--- Work to complete ---
Report only the number of lines that hold the word "besoins".

====

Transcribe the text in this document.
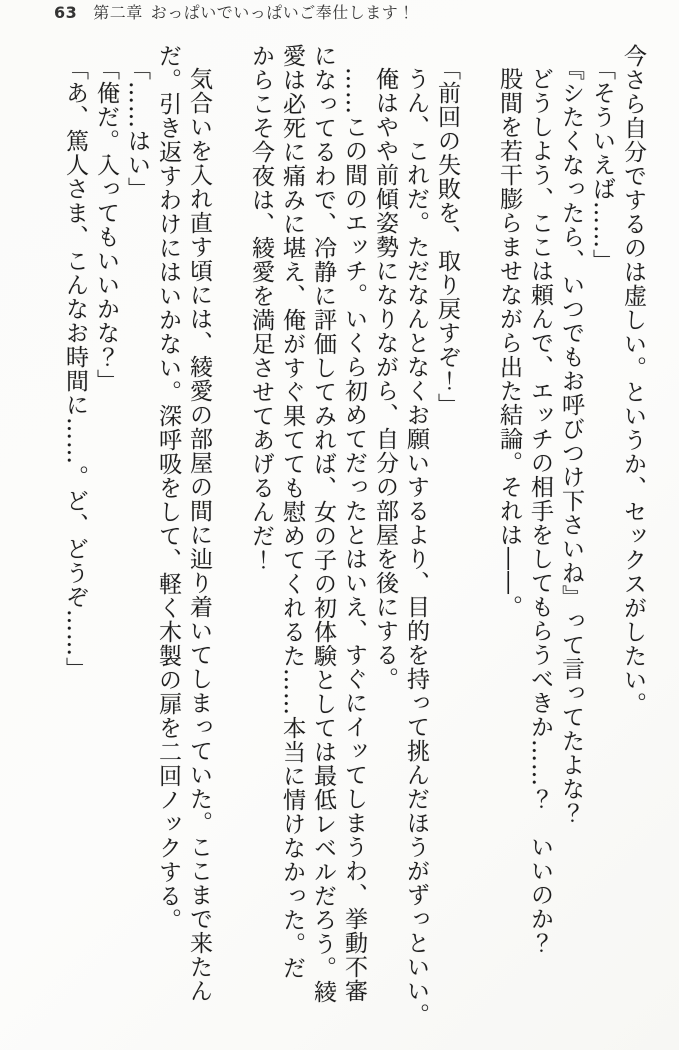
63 第二章 おっぱいでいっぱいご奉仕します！

今さら自分でするのは虚しい。というか、セックスがしたい。

「そういえば……」

『シたくなったら、いつでもお呼びつけ下さいね』って言ってたよな？

どうしよう、ここは頼んで、エッチの相手をしてもらうべきか……？　いいのか？

股間を若干膨らませながら出た結論。それは――。

「前回の失敗を、取り戻すぞ！」

うん、これだ。ただなんとなくお願いするより、目的を持って挑んだほうがずっといい。

俺はやや前傾姿勢になりながら、自分の部屋を後にする。

……この間のエッチ。いくら初めてだったとはいえ、すぐにイッてしまうわ、挙動不審

になってるわで、冷静に評価してみれば、女の子の初体験としては最低レベルだろう。綾

愛は必死に痛みに堪え、俺がすぐ果てても慰めてくれるた……本当に情けなかった。だ

からこそ今夜は、綾愛を満足させてあげるんだ！

気合いを入れ直す頃には、綾愛の部屋の間に辿り着いてしまっていた。ここまで来たん

だ。引き返すわけにはいかない。深呼吸をして、軽く木製の扉を二回ノックする。

「……はい」

「俺だ。入ってもいいかな？」

「あ、篤人さま、こんなお時間に……。ど、どうぞ……」
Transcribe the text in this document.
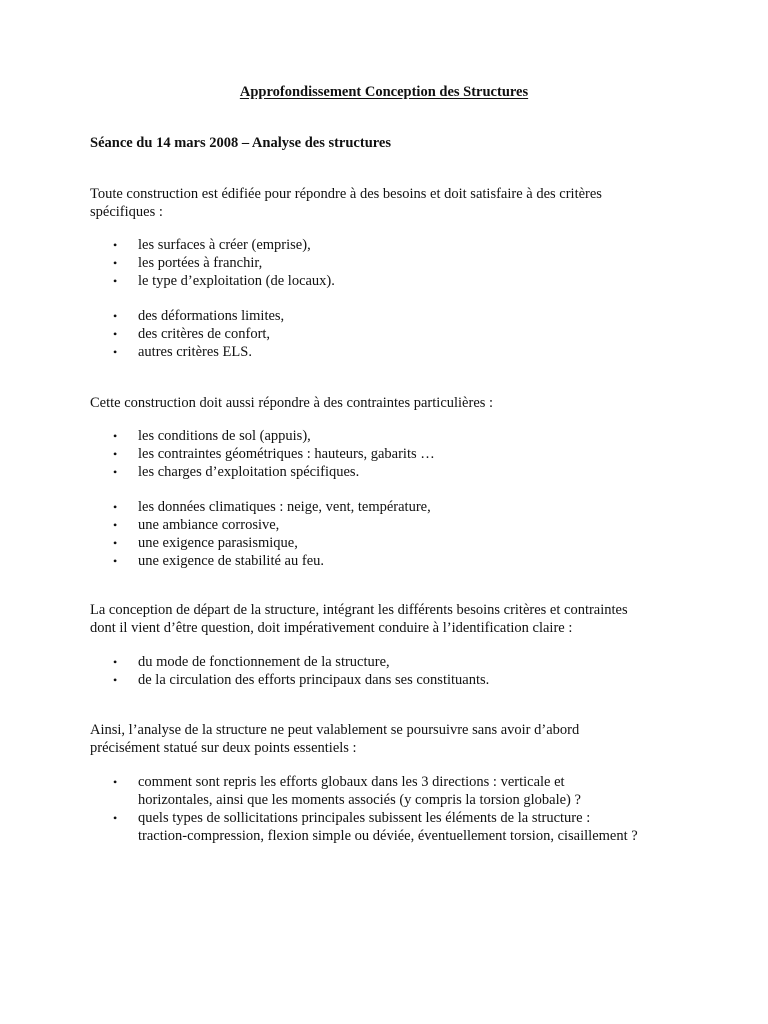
Approfondissement Conception des Structures

Séance du 14 mars 2008 – Analyse des structures

Toute construction est édifiée pour répondre à des besoins et doit satisfaire à des critères
spécifiques :

• les surfaces à créer (emprise),
• les portées à franchir,
• le type d’exploitation (de locaux).
• des déformations limites,
• des critères de confort,
• autres critères ELS.

Cette construction doit aussi répondre à des contraintes particulières :

• les conditions de sol (appuis),
• les contraintes géométriques : hauteurs, gabarits …
• les charges d’exploitation spécifiques.
• les données climatiques : neige, vent, température,
• une ambiance corrosive,
• une exigence parasismique,
• une exigence de stabilité au feu.

La conception de départ de la structure, intégrant les différents besoins critères et contraintes
dont il vient d’être question, doit impérativement conduire à l’identification claire :

• du mode de fonctionnement de la structure,
• de la circulation des efforts principaux dans ses constituants.

Ainsi, l’analyse de la structure ne peut valablement se poursuivre sans avoir d’abord
précisément statué sur deux points essentiels :

• comment sont repris les efforts globaux dans les 3 directions : verticale et
horizontales, ainsi que les moments associés (y compris la torsion globale) ?
• quels types de sollicitations principales subissent les éléments de la structure :
traction-compression, flexion simple ou déviée, éventuellement torsion, cisaillement ?
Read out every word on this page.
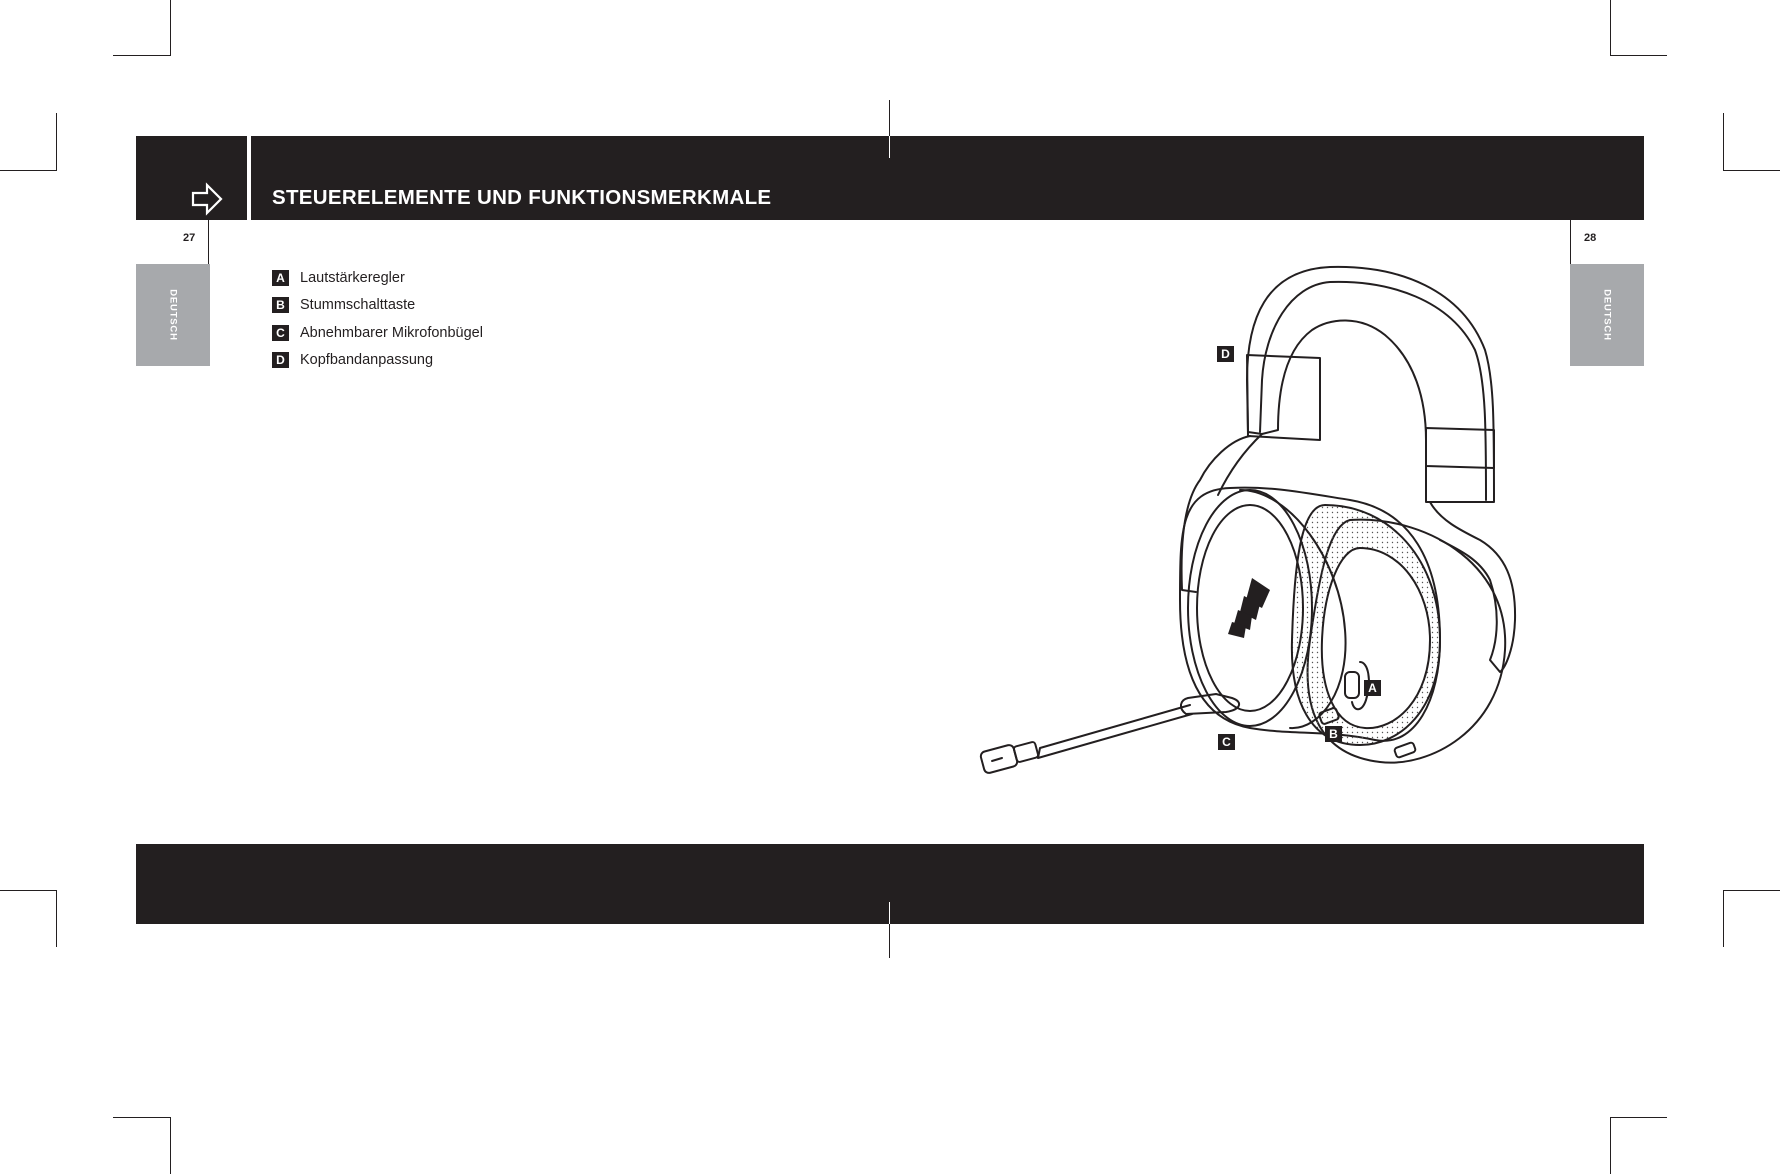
STEUERELEMENTE UND FUNKTIONSMERKMALE
27	28
DEUTSCH	DEUTSCH
A Lautstärkeregler
B Stummschalttaste
C Abnehmbarer Mikrofonbügel
D Kopfbandanpassung	D
A
B
C
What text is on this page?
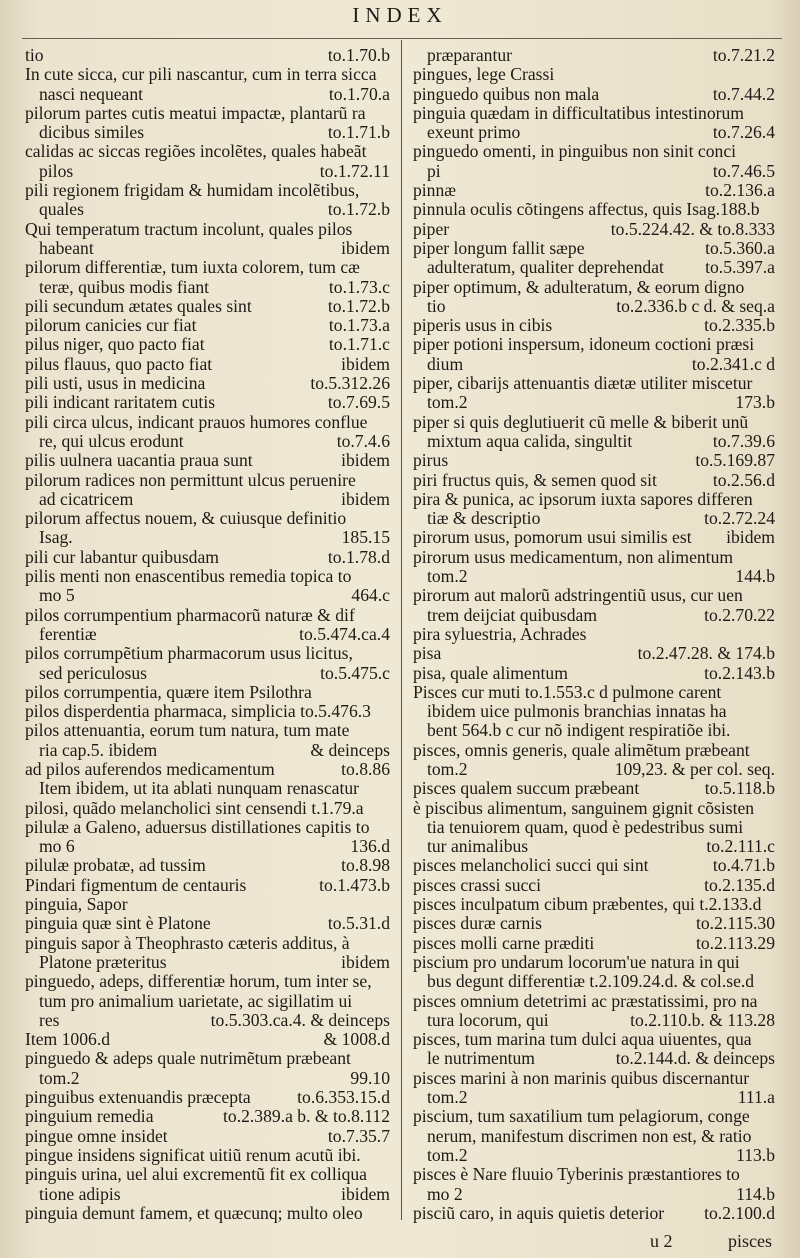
INDEX
tio	to.1.70.b
In cute sicca, cur pili nascantur, cum in terra sicca
nasci nequeant	to.1.70.a
pilorum partes cutis meatui impactæ, plantarũ ra
dicibus similes	to.1.71.b
calidas ac siccas regiões incolẽtes, quales habeãt
pilos	to.1.72.11
pili regionem frigidam & humidam incolẽtibus,
quales	to.1.72.b
Qui temperatum tractum incolunt, quales pilos
habeant	ibidem
pilorum differentiæ, tum iuxta colorem, tum cæ
teræ, quibus modis fiant	to.1.73.c
pili secundum ætates quales sint	to.1.72.b
pilorum canicies cur fiat	to.1.73.a
pilus niger, quo pacto fiat	to.1.71.c
pilus flauus, quo pacto fiat	ibidem
pili usti, usus in medicina	to.5.312.26
pili indicant raritatem cutis	to.7.69.5
pili circa ulcus, indicant prauos humores conflue
re, qui ulcus erodunt	to.7.4.6
pilis uulnera uacantia praua sunt	ibidem
pilorum radices non permittunt ulcus peruenire
ad cicatricem	ibidem
pilorum affectus nouem, & cuiusque definitio
Isag.	185.15
pili cur labantur quibusdam	to.1.78.d
pilis menti non enascentibus remedia topica to
mo 5	464.c
pilos corrumpentium pharmacorũ naturæ & dif
ferentiæ	to.5.474.ca.4
pilos corrumpẽtium pharmacorum usus licitus,
sed periculosus	to.5.475.c
pilos corrumpentia, quære item Psilothra
pilos disperdentia pharmaca, simplicia to.5.476.3
pilos attenuantia, eorum tum natura, tum mate
ria cap.5. ibidem	& deinceps
ad pilos auferendos medicamentum	to.8.86
Item ibidem, ut ita ablati nunquam renascatur
pilosi, quãdo melancholici sint censendi t.1.79.a
pilulæ a Galeno, aduersus distillationes capitis to
mo 6	136.d
pilulæ probatæ, ad tussim	to.8.98
Pindari figmentum de centauris	to.1.473.b
pinguia, Sapor
pinguia quæ sint è Platone	to.5.31.d
pinguis sapor à Theophrasto cæteris additus, à
Platone præteritus	ibidem
pinguedo, adeps, differentiæ horum, tum inter se,
tum pro animalium uarietate, ac sigillatim ui
res	to.5.303.ca.4. & deinceps
Item 1006.d	& 1008.d
pinguedo & adeps quale nutrimẽtum præbeant
tom.2	99.10
pinguibus extenuandis præcepta	to.6.353.15.d
pinguium remedia	to.2.389.a b. & to.8.112
pingue omne insidet	to.7.35.7
pingue insidens significat uitiũ renum acutũ ibi.
pinguis urina, uel alui excrementũ fit ex colliqua
tione adipis	ibidem
pinguia demunt famem, et quæcunq; multo oleo
præparantur	to.7.21.2
pingues, lege Crassi
pinguedo quibus non mala	to.7.44.2
pinguia quædam in difficultatibus intestinorum
exeunt primo	to.7.26.4
pinguedo omenti, in pinguibus non sinit conci
pi	to.7.46.5
pinnæ	to.2.136.a
pinnula oculis cõtingens affectus, quis Isag.188.b
piper	to.5.224.42. & to.8.333
piper longum fallit sæpe	to.5.360.a
adulteratum, qualiter deprehendat to.5.397.a
piper optimum, & adulteratum, & eorum digno
tio	to.2.336.b c d. & seq.a
piperis usus in cibis	to.2.335.b
piper potioni inspersum, idoneum coctioni præsi
dium	to.2.341.c d
piper, cibarijs attenuantis diætæ utiliter miscetur
tom.2	173.b
piper si quis deglutiuerit cũ melle & biberit unũ
mixtum aqua calida, singultit	to.7.39.6
pirus	to.5.169.87
piri fructus quis, & semen quod sit	to.2.56.d
pira & punica, ac ipsorum iuxta sapores differen
tiæ & descriptio	to.2.72.24
pirorum usus, pomorum usui similis est ibidem
pirorum usus medicamentum, non alimentum
tom.2	144.b
pirorum aut malorũ adstringentiũ usus, cur uen
trem deijciat quibusdam	to.2.70.22
pira syluestria, Achrades
pisa	to.2.47.28. & 174.b
pisa, quale alimentum	to.2.143.b
Pisces cur muti to.1.553.c d pulmone carent
ibidem uice pulmonis branchias innatas ha
bent 564.b c cur nõ indigent respiratiõe ibi.
pisces, omnis generis, quale alimẽtum præbeant
tom.2	109,23. & per col. seq.
pisces qualem succum præbeant	to.5.118.b
è piscibus alimentum, sanguinem gignit cõsisten
tia tenuiorem quam, quod è pedestribus sumi
tur animalibus	to.2.111.c
pisces melancholici succi qui sint	to.4.71.b
pisces crassi succi	to.2.135.d
pisces inculpatum cibum præbentes, qui t.2.133.d
pisces duræ carnis	to.2.115.30
pisces molli carne præditi	to.2.113.29
piscium pro undarum locorum'ue natura in qui
bus degunt differentiæ t.2.109.24.d. & col.se.d
pisces omnium detetrimi ac præstatissimi, pro na
tura locorum, qui	to.2.110.b. & 113.28
pisces, tum marina tum dulci aqua uiuentes, qua
le nutrimentum	to.2.144.d. & deinceps
pisces marini à non marinis quibus discernantur
tom.2	111.a
piscium, tum saxatilium tum pelagiorum, conge
nerum, manifestum discrimen non est, & ratio
tom.2	113.b
pisces è Nare fluuio Tyberinis præstantiores to
mo 2	114.b
pisciũ caro, in aquis quietis deterior to.2.100.d
u 2	pisces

====

--- Reply to the task ---
2